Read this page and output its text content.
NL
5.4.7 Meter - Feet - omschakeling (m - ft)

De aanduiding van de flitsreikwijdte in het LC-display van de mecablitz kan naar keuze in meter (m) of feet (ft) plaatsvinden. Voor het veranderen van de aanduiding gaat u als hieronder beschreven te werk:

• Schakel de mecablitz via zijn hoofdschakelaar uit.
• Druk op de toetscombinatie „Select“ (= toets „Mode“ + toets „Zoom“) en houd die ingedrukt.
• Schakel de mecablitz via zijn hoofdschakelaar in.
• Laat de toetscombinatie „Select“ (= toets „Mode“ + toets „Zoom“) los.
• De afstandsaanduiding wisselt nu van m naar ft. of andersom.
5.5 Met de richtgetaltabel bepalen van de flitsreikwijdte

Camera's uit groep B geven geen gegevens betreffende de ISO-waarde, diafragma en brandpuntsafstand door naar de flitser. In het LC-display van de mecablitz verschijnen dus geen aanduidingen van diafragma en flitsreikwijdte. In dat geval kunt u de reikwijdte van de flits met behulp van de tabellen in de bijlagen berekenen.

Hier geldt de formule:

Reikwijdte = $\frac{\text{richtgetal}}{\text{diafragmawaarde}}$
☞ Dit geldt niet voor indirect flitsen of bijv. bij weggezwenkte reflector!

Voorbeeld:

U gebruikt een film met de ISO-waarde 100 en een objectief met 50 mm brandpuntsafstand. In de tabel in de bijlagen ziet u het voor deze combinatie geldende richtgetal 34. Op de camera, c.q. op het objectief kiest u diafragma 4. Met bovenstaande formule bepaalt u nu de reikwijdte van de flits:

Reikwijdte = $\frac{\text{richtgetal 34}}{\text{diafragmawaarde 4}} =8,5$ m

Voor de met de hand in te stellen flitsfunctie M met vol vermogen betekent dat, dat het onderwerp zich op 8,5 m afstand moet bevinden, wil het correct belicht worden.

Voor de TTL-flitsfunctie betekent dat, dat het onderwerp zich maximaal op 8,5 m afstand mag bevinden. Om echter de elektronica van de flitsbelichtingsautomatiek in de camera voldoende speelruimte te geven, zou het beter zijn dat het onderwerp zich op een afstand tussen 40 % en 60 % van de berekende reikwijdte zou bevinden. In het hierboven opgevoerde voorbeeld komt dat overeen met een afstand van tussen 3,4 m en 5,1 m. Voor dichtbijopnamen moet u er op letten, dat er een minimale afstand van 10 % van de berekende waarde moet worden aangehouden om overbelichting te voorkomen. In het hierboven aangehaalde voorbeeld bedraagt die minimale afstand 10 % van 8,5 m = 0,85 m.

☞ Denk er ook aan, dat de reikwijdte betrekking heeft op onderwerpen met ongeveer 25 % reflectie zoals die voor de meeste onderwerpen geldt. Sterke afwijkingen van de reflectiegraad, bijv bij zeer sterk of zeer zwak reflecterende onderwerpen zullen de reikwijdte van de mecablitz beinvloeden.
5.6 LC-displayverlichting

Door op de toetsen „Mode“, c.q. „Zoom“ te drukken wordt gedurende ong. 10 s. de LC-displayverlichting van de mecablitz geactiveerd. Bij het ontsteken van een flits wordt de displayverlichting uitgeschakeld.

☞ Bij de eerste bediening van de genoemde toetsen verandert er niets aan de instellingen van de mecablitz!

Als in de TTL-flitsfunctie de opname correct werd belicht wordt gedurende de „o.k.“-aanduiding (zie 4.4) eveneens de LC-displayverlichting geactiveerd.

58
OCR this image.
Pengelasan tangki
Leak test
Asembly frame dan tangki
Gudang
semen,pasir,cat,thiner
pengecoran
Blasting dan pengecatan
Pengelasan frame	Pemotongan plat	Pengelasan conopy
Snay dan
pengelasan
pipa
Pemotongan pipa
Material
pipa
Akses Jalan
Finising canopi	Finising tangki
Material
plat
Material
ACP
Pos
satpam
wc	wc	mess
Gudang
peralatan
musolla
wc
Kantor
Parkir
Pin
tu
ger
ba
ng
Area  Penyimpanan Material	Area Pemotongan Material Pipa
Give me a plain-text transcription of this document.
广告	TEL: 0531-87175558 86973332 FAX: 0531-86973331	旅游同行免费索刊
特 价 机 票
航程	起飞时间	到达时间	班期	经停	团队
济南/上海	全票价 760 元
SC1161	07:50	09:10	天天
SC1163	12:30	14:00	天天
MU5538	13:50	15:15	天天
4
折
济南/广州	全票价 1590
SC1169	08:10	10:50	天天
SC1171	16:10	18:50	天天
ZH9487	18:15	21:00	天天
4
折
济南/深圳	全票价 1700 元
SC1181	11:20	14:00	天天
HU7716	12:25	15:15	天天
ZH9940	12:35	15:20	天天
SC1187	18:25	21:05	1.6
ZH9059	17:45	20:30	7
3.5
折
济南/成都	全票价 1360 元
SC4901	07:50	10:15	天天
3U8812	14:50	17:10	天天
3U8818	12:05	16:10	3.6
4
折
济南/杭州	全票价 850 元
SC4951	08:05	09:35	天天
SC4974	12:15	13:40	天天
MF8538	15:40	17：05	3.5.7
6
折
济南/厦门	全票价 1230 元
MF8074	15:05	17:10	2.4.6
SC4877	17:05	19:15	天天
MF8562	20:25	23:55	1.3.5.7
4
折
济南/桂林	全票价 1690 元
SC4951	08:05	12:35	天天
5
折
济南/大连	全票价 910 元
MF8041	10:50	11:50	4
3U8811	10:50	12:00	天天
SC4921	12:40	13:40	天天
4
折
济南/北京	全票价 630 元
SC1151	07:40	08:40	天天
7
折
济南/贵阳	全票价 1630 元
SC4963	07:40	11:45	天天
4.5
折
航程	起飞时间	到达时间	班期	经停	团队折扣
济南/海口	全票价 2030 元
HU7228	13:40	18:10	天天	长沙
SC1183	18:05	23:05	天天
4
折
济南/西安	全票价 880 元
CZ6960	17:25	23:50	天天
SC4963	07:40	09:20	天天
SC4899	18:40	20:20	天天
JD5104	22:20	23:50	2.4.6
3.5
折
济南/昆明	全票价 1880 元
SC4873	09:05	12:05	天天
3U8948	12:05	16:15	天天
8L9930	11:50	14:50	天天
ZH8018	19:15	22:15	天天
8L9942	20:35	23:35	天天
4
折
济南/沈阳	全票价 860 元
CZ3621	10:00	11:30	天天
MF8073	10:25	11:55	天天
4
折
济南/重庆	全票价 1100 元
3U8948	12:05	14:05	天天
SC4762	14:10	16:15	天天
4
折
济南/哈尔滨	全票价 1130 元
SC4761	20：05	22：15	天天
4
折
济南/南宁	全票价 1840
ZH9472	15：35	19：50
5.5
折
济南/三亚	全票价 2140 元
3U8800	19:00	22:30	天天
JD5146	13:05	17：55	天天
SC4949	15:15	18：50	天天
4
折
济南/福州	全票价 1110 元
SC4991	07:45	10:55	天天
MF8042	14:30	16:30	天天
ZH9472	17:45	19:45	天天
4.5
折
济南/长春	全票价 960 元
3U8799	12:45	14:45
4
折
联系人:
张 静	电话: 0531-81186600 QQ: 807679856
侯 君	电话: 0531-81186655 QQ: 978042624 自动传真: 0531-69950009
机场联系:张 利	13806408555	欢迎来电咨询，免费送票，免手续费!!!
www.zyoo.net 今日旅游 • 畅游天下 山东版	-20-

----------

Filter out all lines lacking the word "formule" and copy the rest.

Hier geldt de formule:
U gebruikt een film met de ISO-waarde 100 en een objectief met 50 mm brandpuntsafstand. In de tabel in de bijlagen ziet u het voor deze combinatie geldende richtgetal 34. Op de camera, c.q. op het objectief kiest u diafragma 4. Met bovenstaande formule bepaalt u nu de reikwijdte van de flits:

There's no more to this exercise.